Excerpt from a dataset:
· · ·

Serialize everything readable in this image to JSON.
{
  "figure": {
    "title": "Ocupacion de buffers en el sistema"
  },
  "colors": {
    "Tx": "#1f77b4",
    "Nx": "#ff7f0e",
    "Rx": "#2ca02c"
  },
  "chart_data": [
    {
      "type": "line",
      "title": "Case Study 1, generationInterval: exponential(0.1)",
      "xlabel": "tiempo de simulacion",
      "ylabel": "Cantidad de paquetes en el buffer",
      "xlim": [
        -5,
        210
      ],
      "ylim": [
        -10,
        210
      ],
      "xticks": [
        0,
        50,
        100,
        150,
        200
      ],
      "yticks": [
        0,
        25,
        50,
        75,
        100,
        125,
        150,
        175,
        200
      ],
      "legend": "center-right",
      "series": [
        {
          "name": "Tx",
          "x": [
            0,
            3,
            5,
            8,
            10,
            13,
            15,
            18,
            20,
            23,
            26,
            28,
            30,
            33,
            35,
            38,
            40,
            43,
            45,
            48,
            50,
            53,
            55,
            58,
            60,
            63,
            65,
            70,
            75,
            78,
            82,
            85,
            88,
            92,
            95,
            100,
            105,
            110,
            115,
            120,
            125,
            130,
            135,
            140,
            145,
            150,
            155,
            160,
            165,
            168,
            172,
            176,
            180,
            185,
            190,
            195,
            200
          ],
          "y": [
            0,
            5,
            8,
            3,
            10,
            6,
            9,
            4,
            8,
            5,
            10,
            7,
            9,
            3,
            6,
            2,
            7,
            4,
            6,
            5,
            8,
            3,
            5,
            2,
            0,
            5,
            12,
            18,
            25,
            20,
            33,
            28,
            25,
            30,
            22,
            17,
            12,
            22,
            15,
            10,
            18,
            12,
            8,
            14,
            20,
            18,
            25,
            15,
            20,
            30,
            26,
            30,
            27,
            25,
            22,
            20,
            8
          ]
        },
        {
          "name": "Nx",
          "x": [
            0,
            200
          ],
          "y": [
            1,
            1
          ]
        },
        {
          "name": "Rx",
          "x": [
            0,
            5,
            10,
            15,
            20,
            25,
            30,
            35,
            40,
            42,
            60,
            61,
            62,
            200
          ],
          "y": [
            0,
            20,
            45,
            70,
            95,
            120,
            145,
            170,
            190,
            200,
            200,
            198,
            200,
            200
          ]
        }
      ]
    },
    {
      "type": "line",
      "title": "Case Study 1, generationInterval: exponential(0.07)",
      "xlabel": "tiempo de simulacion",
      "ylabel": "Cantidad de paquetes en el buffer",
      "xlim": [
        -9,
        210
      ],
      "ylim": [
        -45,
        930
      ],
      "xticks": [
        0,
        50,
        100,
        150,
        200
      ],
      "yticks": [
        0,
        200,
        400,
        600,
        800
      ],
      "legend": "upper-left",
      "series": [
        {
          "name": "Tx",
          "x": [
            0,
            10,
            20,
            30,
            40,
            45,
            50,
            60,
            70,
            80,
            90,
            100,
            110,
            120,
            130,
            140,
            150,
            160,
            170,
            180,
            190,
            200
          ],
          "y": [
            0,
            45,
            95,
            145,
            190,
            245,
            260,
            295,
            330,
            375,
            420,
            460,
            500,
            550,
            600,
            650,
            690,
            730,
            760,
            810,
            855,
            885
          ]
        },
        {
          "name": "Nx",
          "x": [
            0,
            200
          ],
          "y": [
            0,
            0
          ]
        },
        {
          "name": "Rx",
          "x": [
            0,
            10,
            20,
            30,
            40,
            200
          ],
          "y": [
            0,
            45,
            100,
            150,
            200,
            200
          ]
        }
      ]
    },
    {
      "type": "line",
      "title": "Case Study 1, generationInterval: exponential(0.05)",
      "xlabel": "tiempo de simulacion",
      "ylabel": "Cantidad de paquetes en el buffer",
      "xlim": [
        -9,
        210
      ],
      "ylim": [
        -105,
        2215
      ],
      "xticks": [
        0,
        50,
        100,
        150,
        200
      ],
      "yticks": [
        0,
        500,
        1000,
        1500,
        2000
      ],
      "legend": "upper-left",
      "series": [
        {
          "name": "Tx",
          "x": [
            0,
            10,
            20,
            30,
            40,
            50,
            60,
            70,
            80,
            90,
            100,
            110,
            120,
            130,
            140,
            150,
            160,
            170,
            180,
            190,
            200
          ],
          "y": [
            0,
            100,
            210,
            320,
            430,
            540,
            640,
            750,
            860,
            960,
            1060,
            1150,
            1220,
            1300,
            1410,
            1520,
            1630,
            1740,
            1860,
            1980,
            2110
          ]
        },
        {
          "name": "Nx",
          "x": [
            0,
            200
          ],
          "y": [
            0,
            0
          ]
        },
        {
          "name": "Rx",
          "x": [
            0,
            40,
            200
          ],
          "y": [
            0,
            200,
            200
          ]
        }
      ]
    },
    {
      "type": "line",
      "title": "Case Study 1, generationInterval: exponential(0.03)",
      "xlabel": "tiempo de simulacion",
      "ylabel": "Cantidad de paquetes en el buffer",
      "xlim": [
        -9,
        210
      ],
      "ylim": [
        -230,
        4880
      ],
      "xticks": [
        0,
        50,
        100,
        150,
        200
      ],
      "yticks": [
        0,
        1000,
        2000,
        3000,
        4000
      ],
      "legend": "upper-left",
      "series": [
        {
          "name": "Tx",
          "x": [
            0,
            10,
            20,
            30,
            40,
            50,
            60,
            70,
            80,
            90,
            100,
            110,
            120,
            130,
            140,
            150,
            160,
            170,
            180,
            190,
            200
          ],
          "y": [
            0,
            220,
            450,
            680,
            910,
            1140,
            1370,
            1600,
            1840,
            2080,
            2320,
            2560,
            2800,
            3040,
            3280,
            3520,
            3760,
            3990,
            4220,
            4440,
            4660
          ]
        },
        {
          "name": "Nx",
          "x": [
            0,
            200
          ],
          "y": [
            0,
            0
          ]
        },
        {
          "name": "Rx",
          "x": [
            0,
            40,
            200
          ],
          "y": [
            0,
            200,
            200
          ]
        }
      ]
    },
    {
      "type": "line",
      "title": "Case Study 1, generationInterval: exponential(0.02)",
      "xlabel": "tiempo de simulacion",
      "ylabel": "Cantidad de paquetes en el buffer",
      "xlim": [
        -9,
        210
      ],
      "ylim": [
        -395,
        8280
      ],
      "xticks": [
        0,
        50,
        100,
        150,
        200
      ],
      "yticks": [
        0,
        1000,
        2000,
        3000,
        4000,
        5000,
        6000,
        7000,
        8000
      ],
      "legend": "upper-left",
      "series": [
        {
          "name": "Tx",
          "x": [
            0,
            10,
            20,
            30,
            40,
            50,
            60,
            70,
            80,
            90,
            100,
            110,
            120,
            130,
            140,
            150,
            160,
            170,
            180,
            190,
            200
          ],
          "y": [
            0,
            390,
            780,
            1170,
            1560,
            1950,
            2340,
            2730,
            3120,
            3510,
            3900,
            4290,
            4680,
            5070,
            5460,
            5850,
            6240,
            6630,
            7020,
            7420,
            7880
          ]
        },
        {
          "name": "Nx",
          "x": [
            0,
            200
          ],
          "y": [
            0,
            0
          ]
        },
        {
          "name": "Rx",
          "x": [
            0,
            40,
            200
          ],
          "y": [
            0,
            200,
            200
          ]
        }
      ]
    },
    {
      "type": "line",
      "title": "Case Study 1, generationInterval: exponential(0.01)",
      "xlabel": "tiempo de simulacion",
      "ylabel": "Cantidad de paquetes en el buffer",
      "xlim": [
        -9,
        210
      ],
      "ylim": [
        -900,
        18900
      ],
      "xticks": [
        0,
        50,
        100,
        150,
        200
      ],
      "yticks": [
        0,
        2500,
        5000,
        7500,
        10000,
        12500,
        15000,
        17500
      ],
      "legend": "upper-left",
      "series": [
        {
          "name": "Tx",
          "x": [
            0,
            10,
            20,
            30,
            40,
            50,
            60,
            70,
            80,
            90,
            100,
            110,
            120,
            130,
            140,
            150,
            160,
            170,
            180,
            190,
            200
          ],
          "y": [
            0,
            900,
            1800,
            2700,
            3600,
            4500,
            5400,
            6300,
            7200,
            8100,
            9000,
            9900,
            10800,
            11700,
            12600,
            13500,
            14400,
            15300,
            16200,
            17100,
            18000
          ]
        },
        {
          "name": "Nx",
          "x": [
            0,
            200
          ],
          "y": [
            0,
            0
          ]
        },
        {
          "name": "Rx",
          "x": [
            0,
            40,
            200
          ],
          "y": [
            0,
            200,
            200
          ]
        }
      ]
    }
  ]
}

· · ·

• Work to be completed: Using the material above, work out how many lines contain the string "Study". Give that number alone.

• Problem solution: 6